* _GOAL_: Every line below that mentions the word "субсидии" should be copied out.
---------- STORED ROWS ----------
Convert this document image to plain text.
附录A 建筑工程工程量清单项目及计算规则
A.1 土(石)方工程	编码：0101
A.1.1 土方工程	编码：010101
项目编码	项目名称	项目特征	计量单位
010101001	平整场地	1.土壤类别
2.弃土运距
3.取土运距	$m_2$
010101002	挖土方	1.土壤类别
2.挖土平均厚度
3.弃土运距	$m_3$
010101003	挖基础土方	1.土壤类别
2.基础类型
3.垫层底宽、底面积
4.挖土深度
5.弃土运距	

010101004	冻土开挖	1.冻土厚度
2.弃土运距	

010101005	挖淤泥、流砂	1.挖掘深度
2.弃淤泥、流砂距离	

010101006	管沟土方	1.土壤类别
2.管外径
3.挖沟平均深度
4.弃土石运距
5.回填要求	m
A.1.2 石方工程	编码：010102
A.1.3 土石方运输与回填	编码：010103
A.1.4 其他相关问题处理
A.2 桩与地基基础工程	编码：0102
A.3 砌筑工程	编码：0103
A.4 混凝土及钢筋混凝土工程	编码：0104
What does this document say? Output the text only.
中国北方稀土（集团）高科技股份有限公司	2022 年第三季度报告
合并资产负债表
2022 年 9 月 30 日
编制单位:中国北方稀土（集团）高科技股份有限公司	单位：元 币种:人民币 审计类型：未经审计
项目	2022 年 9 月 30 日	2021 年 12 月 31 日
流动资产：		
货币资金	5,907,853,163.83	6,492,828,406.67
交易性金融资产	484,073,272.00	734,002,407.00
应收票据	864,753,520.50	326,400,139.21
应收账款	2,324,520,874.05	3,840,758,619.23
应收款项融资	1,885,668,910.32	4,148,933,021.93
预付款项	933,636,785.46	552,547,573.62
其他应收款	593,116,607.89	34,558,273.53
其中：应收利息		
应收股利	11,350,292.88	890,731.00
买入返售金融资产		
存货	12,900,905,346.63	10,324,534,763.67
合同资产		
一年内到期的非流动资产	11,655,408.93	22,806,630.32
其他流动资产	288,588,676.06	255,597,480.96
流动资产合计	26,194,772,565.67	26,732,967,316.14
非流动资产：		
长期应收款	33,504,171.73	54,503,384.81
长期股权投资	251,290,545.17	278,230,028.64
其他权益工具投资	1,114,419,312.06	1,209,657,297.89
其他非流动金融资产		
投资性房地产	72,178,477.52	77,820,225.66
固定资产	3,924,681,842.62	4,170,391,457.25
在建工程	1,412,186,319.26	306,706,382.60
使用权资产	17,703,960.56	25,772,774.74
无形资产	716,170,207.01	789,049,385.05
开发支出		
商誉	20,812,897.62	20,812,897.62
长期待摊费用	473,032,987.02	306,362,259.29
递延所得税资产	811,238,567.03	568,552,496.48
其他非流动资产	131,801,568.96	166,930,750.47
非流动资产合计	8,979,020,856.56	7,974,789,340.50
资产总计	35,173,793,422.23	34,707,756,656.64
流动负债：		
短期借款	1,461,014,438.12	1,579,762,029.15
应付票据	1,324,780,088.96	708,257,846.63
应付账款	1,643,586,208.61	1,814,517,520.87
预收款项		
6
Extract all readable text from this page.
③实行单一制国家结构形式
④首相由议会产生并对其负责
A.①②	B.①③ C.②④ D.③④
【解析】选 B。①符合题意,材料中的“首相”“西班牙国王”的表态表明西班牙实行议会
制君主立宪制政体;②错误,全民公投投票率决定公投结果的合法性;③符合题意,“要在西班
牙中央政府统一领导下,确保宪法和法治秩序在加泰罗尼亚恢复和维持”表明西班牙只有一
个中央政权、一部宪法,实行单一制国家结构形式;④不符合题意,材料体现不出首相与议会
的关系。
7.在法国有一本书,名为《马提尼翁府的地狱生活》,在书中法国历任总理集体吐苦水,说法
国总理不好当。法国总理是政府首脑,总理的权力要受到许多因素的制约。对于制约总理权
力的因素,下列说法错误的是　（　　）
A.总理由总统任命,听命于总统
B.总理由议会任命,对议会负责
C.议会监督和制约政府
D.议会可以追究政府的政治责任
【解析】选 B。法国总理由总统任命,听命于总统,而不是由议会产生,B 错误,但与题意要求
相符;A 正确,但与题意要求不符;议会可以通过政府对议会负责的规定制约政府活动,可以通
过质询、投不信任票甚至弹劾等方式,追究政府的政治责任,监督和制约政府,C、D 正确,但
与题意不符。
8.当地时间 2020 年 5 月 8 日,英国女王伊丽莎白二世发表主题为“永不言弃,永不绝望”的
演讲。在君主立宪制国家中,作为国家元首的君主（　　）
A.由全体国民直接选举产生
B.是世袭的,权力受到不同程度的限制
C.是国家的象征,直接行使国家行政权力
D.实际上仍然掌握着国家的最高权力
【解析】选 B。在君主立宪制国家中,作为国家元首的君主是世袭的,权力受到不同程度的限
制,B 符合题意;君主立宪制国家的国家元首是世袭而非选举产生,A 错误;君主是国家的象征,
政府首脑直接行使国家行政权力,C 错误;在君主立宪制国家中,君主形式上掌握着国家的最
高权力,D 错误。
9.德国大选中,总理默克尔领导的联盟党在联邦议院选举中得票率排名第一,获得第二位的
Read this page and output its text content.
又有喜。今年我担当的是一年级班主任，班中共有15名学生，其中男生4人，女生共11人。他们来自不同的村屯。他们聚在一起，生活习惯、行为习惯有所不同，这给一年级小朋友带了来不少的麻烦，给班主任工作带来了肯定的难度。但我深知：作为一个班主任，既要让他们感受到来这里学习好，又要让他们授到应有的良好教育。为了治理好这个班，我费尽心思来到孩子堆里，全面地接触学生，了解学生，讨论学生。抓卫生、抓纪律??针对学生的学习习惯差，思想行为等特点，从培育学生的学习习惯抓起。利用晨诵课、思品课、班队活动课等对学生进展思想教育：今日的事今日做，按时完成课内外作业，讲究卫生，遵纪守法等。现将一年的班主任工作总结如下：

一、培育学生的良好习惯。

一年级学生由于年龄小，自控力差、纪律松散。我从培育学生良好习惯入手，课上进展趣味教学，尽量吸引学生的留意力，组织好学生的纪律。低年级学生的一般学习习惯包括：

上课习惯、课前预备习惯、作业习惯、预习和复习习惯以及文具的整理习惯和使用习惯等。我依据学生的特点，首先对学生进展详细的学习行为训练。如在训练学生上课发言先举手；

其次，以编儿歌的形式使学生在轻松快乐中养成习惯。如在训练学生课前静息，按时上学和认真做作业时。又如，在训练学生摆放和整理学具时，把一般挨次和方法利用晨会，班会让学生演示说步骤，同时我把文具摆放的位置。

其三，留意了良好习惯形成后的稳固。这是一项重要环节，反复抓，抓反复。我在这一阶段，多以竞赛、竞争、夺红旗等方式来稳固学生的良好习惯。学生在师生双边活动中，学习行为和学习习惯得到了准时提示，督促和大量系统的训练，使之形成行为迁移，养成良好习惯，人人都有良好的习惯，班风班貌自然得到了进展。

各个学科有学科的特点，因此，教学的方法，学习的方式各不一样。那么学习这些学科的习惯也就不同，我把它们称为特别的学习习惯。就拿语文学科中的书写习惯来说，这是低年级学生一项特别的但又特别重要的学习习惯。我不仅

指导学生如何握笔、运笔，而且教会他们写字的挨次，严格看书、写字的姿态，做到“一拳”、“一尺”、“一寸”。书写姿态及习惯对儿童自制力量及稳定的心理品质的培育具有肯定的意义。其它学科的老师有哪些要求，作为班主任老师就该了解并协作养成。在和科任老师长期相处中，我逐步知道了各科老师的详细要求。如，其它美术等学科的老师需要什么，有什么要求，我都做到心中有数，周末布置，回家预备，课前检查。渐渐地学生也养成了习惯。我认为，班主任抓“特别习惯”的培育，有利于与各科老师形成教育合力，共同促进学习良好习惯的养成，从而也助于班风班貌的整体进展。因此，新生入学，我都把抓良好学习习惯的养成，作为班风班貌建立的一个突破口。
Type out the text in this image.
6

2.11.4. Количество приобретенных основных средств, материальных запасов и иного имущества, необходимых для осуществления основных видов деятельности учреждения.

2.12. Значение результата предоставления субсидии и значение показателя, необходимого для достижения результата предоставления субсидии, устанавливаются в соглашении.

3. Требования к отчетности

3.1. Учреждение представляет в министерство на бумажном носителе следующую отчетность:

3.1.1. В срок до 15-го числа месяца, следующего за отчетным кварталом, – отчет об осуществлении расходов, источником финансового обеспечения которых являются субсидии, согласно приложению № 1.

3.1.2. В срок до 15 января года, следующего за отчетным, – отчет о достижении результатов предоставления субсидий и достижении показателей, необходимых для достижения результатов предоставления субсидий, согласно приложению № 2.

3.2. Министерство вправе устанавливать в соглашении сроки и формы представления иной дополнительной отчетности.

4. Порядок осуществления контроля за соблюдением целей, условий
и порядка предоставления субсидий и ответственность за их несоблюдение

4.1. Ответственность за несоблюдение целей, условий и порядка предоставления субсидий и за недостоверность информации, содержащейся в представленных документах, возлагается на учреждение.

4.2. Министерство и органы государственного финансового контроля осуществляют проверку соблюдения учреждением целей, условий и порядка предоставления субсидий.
----------
* _TASK SOLUTION_:
2.12. Значение результата предоставления субсидии и значение показателя, необходимого для достижения результата предоставления субсидии, устанавливаются в соглашении.
3.1.1. В срок до 15-го числа месяца, следующего за отчетным кварталом, – отчет об осуществлении расходов, источником финансового обеспечения которых являются субсидии, согласно приложению № 1.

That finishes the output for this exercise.